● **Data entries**
--- Begin ---

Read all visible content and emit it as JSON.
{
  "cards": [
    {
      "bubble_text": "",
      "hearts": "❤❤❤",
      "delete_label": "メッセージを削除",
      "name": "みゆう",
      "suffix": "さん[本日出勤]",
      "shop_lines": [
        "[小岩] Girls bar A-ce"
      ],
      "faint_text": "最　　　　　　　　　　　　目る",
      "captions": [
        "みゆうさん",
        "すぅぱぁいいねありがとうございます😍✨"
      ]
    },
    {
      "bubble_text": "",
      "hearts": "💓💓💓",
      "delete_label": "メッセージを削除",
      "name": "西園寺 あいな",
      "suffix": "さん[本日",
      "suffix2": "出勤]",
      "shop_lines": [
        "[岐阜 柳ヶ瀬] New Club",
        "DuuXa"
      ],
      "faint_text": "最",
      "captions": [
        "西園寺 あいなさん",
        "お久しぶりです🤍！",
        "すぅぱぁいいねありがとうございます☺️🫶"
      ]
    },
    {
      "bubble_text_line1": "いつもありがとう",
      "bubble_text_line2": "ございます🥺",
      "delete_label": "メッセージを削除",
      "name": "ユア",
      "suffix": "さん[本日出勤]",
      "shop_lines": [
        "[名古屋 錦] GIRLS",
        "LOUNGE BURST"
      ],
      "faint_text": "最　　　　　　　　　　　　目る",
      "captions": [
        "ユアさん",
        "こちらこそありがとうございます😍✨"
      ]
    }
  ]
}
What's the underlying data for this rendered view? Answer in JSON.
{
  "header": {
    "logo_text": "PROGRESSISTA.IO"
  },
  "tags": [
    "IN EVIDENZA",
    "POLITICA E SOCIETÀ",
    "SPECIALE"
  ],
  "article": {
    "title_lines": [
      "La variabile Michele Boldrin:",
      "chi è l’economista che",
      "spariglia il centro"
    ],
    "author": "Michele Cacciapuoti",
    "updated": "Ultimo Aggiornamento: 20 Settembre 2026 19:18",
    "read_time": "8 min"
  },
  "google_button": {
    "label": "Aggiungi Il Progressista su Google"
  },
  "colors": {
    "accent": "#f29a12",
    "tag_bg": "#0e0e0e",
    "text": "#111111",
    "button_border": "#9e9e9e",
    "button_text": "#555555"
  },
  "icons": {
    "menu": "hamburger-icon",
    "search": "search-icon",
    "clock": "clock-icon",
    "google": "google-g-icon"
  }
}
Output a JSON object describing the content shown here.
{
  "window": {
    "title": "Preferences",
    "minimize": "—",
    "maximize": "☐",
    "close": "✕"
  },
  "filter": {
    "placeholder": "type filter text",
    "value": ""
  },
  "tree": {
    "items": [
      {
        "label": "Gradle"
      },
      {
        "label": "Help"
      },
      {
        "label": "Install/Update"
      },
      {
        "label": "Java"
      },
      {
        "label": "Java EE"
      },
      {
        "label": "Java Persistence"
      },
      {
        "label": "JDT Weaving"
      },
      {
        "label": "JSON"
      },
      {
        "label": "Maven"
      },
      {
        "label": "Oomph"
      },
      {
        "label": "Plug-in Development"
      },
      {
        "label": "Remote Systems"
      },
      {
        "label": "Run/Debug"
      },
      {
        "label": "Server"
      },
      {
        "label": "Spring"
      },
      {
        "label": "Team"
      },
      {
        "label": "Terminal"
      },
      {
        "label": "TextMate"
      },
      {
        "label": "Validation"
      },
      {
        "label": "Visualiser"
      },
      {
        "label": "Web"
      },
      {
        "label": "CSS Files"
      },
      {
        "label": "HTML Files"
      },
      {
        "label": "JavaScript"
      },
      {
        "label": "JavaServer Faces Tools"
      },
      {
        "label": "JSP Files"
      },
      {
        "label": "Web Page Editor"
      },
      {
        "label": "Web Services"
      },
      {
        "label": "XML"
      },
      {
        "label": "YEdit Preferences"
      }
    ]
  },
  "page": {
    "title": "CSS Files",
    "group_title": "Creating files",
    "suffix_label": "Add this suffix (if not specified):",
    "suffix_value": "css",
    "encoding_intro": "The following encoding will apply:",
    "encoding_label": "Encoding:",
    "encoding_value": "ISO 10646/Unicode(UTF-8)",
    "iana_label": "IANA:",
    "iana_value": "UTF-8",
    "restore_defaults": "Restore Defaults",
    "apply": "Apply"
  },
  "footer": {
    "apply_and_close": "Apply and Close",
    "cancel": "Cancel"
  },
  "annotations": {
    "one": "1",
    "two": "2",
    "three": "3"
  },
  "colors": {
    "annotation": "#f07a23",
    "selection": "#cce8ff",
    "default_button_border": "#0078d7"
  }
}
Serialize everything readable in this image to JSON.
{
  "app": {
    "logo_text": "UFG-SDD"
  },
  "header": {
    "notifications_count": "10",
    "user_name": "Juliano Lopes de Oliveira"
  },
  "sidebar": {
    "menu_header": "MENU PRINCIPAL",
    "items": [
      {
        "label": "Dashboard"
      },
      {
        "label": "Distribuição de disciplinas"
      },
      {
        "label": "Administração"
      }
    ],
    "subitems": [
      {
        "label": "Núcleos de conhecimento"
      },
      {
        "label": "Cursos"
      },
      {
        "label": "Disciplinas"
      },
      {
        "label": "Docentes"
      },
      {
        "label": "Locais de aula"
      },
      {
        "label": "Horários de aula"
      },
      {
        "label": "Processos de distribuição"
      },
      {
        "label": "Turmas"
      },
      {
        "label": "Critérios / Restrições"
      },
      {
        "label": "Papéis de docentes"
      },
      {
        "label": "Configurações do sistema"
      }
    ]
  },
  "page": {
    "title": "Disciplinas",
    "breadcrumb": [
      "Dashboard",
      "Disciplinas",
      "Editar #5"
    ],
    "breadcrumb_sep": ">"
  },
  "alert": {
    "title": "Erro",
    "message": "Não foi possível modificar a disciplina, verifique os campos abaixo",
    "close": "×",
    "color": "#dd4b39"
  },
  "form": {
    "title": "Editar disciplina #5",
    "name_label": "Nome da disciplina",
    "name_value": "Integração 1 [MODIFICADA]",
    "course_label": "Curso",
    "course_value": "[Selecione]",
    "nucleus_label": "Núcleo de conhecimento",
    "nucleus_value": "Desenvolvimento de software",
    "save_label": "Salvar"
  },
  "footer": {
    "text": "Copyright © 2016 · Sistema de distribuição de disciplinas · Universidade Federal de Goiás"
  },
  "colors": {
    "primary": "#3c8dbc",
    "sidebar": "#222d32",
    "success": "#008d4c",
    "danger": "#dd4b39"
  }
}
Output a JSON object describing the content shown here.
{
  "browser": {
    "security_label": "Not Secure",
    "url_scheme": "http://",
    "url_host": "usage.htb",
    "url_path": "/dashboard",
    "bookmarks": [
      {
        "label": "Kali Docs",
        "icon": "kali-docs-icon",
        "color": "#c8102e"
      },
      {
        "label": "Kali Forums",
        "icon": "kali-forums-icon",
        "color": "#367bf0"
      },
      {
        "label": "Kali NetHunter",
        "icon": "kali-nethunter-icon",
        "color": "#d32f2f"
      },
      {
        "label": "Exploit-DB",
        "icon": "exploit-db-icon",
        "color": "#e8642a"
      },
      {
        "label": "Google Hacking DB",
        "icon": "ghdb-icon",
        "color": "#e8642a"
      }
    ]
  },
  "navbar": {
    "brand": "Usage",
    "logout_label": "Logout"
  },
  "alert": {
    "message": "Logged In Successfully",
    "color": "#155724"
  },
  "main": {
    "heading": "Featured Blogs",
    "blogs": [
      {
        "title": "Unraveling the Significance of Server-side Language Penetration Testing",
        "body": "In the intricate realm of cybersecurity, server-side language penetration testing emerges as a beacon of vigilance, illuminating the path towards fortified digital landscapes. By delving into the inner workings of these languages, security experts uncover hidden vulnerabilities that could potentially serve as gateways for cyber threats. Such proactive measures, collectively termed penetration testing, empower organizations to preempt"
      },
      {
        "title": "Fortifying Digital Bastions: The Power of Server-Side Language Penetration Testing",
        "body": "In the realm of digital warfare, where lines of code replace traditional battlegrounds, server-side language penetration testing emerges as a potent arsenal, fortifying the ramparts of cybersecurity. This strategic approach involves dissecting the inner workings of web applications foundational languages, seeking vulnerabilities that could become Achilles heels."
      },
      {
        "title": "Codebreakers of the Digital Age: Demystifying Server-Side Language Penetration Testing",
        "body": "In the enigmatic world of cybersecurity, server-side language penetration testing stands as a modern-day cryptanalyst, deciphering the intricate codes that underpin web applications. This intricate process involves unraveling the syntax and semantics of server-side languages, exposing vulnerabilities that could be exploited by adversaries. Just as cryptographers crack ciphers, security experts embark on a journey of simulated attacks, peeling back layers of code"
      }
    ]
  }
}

--- End ---

Find all the lines containing "JSON" in the material, then copy them.

Read all visible content and emit it as JSON.
What's the underlying data for this rendered view? Answer in JSON.
Output a JSON object describing the content shown here.
        "label": "JSON"
Serialize everything readable in this image to JSON.
Output a JSON object describing the content shown here.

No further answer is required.